• [Goal of the exercise]
Take every line from the material that has the word "khách" in it.

• [Raw data]
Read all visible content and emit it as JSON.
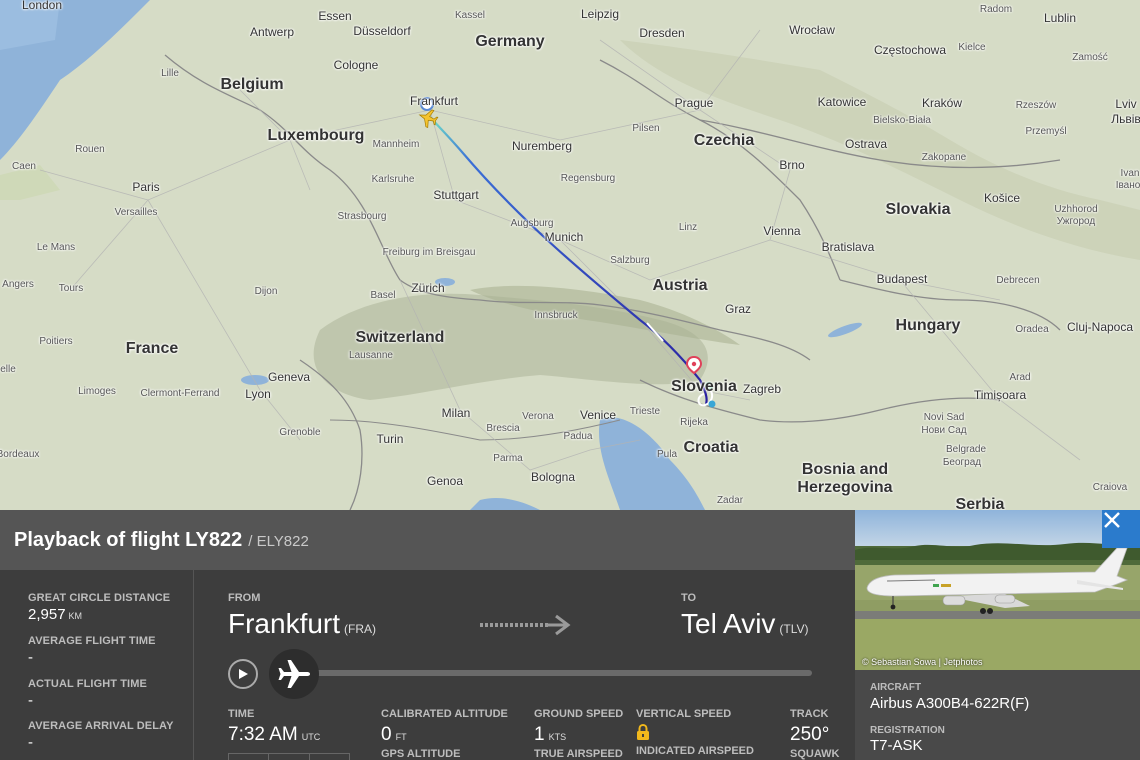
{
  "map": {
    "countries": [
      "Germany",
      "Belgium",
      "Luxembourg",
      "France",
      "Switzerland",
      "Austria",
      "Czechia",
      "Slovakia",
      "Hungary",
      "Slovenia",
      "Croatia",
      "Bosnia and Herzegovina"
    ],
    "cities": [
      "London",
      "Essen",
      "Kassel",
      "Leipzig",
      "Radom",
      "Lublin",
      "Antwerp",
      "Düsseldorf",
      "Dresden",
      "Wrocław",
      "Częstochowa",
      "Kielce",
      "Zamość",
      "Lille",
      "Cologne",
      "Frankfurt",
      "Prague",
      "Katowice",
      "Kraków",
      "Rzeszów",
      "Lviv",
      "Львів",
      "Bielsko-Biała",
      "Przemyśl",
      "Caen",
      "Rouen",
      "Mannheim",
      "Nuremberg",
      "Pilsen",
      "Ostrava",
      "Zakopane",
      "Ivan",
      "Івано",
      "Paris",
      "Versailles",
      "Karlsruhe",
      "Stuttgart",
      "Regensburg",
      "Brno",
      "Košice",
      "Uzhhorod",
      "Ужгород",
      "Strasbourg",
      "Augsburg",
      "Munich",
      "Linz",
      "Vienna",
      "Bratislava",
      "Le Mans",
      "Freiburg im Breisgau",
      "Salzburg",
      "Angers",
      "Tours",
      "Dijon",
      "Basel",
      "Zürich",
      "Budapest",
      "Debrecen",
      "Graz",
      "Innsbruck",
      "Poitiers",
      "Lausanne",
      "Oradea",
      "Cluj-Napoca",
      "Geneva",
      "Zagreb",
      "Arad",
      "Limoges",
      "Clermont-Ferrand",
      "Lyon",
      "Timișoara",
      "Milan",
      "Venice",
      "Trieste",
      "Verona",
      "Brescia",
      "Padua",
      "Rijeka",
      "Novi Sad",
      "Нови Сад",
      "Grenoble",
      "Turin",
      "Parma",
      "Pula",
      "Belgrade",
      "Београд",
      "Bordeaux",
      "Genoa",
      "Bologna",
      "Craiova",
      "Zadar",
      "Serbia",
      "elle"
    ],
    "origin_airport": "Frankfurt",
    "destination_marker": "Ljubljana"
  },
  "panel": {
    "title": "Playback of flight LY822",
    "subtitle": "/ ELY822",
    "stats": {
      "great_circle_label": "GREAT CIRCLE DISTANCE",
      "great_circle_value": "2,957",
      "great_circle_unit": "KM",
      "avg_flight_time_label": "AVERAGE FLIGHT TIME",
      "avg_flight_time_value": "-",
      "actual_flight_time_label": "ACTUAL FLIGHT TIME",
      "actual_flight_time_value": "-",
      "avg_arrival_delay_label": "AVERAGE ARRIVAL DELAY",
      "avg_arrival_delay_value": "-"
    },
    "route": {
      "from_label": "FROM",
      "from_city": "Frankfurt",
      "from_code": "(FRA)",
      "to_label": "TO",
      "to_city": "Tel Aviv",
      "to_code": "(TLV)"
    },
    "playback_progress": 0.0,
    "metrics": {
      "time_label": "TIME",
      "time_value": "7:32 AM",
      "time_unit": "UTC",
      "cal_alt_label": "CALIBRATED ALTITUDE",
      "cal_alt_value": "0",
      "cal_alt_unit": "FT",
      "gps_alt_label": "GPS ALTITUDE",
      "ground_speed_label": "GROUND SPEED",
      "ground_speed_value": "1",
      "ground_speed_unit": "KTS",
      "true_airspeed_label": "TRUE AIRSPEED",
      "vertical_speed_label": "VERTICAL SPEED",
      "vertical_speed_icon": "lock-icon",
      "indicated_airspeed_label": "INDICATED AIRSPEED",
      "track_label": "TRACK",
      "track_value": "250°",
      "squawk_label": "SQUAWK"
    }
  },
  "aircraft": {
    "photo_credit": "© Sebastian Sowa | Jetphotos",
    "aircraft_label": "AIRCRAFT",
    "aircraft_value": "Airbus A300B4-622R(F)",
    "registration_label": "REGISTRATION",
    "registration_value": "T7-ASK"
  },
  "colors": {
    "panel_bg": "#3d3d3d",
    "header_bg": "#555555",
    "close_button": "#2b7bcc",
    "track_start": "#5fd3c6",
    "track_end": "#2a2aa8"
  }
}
==
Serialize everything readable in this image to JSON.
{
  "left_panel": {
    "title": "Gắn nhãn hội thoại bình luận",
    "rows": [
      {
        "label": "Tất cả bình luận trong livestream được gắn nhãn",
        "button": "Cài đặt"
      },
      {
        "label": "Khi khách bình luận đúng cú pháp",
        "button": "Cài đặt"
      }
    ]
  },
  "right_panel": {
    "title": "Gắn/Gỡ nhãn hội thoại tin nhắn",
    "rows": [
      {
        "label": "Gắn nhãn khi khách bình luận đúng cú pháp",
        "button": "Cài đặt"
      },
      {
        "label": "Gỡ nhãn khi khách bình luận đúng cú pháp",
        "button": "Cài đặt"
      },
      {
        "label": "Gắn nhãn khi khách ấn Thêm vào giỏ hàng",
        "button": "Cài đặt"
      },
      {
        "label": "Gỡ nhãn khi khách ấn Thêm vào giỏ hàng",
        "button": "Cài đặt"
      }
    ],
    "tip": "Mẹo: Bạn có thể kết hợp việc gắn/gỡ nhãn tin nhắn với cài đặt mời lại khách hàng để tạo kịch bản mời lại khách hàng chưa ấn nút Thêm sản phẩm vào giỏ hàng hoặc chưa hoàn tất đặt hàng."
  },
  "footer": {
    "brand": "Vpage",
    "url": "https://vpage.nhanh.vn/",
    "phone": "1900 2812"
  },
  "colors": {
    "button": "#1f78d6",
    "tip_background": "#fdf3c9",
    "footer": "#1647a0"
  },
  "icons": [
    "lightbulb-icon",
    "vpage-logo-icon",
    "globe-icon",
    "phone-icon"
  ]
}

• [Full output]
        "label": "Khi khách bình luận đúng cú pháp",
        "label": "Gắn nhãn khi khách bình luận đúng cú pháp",
        "label": "Gỡ nhãn khi khách bình luận đúng cú pháp",
        "label": "Gắn nhãn khi khách ấn Thêm vào giỏ hàng",
        "label": "Gỡ nhãn khi khách ấn Thêm vào giỏ hàng",
    "tip": "Mẹo: Bạn có thể kết hợp việc gắn/gỡ nhãn tin nhắn với cài đặt mời lại khách hàng để tạo kịch bản mời lại khách hàng chưa ấn nút Thêm sản phẩm vào giỏ hàng hoặc chưa hoàn tất đặt hàng."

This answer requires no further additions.